WHAT IS NEEDED: Return only those lines of the records below in which "abstract" appears.

[RECORDS Boundary: Start]

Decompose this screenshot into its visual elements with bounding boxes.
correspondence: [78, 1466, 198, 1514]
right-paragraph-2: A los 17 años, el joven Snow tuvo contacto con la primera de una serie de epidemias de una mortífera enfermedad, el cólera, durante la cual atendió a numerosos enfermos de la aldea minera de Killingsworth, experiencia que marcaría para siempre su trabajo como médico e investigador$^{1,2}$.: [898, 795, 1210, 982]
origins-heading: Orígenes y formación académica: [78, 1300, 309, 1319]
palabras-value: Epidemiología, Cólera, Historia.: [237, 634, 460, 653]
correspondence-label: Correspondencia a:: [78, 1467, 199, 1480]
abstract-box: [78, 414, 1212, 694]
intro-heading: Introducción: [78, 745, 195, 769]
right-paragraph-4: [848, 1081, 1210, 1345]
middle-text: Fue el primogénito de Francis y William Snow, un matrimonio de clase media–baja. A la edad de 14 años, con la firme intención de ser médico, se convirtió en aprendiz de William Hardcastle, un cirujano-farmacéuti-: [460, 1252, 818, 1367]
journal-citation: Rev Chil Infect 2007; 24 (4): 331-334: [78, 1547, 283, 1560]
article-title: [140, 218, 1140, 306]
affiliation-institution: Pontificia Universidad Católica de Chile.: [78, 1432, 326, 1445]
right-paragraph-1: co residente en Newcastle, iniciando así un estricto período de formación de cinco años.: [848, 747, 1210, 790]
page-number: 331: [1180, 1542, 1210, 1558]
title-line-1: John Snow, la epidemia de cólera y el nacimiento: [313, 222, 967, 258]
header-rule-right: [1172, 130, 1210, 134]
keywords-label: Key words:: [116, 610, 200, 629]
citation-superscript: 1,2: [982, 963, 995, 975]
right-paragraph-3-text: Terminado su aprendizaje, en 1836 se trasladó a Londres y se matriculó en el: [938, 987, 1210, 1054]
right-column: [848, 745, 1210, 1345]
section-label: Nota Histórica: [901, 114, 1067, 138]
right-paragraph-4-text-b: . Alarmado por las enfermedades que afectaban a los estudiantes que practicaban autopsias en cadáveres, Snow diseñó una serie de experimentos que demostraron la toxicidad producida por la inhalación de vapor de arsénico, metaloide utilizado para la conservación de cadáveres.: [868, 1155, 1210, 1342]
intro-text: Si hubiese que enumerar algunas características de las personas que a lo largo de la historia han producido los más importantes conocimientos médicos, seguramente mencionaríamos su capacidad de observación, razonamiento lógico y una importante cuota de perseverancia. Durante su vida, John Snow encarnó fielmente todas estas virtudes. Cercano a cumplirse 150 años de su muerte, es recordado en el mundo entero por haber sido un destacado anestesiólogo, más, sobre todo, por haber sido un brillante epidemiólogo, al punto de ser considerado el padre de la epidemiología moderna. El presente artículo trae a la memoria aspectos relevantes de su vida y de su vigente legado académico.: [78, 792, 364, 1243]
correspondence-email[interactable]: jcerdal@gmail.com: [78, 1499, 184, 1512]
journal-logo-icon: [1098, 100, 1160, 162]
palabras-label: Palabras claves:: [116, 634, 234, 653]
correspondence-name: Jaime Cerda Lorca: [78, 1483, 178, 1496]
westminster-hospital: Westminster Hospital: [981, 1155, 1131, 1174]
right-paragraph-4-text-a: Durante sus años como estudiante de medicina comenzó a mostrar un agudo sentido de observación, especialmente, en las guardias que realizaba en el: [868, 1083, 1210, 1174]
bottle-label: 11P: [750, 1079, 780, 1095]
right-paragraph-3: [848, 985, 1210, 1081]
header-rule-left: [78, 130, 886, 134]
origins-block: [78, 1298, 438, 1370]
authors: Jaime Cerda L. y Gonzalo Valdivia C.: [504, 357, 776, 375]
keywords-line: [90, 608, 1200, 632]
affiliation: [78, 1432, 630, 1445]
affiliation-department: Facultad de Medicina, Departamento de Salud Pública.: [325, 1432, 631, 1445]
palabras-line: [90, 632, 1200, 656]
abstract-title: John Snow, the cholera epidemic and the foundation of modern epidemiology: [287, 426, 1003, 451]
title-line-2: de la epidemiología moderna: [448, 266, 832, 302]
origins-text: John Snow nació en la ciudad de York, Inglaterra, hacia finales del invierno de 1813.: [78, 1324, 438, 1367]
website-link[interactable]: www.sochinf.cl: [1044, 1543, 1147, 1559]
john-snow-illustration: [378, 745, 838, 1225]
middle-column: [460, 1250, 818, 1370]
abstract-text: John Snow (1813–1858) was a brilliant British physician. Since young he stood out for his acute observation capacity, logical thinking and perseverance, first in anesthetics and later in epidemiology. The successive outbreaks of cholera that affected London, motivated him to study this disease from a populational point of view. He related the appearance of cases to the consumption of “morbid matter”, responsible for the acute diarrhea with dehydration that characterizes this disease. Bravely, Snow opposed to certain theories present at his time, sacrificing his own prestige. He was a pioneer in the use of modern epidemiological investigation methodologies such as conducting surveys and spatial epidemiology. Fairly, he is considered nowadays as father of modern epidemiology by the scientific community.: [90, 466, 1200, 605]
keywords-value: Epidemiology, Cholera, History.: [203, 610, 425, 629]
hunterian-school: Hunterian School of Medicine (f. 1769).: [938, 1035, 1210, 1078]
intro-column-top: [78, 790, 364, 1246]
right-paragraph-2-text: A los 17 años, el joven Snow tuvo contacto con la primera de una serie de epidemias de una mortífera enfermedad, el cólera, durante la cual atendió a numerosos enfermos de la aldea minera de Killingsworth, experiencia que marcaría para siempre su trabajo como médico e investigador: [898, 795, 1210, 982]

[RECORDS Boundary: End]

ANSWER SPACE:
abstract-box: [78, 414, 1212, 694]
abstract-title: John Snow, the cholera epidemic and the foundation of modern epidemiology: [287, 426, 1003, 451]
abstract-text: John Snow (1813–1858) was a brilliant British physician. Since young he stood out for his acute observation capacity, logical thinking and perseverance, first in anesthetics and later in epidemiology. The successive outbreaks of cholera that affected London, motivated him to study this disease from a populational point of view. He related the appearance of cases to the consumption of “morbid matter”, responsible for the acute diarrhea with dehydration that characterizes this disease. Bravely, Snow opposed to certain theories present at his time, sacrificing his own prestige. He was a pioneer in the use of modern epidemiological investigation methodologies such as conducting surveys and spatial epidemiology. Fairly, he is considered nowadays as father of modern epidemiology by the scientific community.: [90, 466, 1200, 605]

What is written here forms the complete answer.